SELECTION =>
----

At The Western Place:

"'You want a husband, don't you?...Do you want him to see you with your eyes and nose swollen when that so-called wife wears lipstick and nail polish like a movie-star?'" (151) Consider Gilbert and Gubar's theory on self loathing or are ideals of feminism a universal social construct or perhaps...because she is now American, does the culture put an even greater mark on her feminism?

"'She has had food. She has had servants. Her daughter went to college. There wasn't anything she thought of that she couldn't buy. I have been a good husband." (153) This is a basic feminist question concerning Moon Orchid's husband, is he really being a good husband by sending her money and providing for her? Is that not what social constructs suggest a man do?

"But each day Moon Orchid slipped further away. She said that the Mexicans had traced her to this house. That was the day she shut the drapes and blinds and locked the doors. She sidled along the walls to peep outside." (157) In the second chapter of Mad Woman in the Attic, Gilbert and Gubar suggest that the patriarchy drives a woman to keep to herself and she builds an agoraphobia. Is this agoraphobia due to the fact that she has been rejected from her domestic place or is it because she has lost her identity living in America?

Not all questions made it to our single round game of Jeopardy, but they were highly considered. Some were also reformatted for the sake of space-saving for our digital Jeopardy template.

----

Data entries =>
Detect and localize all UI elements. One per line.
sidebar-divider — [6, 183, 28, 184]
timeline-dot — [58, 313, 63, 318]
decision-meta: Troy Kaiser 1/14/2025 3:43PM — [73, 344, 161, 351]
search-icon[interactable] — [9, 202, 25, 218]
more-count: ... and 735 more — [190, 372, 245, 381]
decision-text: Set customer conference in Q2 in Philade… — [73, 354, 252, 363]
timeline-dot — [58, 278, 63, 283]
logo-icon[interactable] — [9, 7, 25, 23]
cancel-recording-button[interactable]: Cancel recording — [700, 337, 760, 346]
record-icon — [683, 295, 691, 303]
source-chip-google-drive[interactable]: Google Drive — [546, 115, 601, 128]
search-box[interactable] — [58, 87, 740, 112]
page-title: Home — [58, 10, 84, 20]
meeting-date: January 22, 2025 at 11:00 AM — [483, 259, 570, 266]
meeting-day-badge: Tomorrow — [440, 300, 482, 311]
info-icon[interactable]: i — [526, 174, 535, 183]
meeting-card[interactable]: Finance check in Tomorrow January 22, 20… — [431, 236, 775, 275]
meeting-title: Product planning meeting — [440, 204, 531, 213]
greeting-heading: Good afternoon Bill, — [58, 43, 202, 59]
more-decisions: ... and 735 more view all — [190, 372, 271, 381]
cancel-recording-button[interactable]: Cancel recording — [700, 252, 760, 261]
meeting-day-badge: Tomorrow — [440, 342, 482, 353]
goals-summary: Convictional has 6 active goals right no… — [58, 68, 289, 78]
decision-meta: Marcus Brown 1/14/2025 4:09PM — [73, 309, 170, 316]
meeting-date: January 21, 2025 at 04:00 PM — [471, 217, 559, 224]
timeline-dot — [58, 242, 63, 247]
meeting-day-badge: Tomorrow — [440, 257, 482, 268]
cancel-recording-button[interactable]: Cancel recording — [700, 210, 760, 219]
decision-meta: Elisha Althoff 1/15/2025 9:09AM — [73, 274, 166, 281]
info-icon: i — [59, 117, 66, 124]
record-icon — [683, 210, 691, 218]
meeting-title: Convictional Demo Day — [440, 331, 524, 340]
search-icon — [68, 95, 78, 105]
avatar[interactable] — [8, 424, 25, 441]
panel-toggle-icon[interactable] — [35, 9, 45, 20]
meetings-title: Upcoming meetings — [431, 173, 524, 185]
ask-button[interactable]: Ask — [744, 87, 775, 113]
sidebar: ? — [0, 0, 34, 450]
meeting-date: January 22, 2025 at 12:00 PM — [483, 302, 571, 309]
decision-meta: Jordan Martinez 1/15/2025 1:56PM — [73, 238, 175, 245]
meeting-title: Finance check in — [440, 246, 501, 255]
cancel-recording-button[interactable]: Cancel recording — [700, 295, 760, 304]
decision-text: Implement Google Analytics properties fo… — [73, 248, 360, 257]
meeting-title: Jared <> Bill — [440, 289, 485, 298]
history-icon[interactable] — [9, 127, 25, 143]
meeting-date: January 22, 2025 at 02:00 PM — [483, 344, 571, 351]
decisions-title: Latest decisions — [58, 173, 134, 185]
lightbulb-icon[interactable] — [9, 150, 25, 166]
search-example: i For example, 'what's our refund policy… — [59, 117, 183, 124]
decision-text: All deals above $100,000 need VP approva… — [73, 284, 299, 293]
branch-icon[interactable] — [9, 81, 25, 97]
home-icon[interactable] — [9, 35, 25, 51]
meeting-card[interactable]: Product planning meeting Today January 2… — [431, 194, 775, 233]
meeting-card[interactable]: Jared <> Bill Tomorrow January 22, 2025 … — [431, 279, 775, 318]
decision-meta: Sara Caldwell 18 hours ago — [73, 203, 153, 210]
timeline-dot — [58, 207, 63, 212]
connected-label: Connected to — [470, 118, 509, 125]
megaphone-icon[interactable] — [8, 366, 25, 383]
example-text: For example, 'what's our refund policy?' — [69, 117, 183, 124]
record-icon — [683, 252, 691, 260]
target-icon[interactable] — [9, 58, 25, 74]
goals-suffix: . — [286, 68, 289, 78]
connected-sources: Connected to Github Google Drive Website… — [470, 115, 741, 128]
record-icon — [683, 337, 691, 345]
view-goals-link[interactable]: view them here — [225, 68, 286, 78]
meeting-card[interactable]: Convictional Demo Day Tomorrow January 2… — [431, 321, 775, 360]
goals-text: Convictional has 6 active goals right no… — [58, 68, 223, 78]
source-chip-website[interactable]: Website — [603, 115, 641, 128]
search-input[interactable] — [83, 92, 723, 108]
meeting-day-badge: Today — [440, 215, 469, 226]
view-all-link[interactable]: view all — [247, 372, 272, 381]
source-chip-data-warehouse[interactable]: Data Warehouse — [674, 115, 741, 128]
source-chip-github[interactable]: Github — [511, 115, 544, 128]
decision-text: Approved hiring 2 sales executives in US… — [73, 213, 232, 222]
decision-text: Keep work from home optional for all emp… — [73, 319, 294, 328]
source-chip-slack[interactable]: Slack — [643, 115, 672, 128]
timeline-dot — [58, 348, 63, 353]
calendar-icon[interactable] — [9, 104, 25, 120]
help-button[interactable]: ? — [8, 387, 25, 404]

----

WHAT IS NEEDED => Can you repeat the Moon Orchid notes, beginning at the words "At The Western" and stopping after "on her feminism?", with "husband" swapped for "spouse"?

RIGHT ANSWER =>
At The Western Place:

"'You want a spouse, don't you?...Do you want him to see you with your eyes and nose swollen when that so-called wife wears lipstick and nail polish like a movie-star?'" (151) Consider Gilbert and Gubar's theory on self loathing or are ideals of feminism a universal social construct or perhaps...because she is now American, does the culture put an even greater mark on her feminism?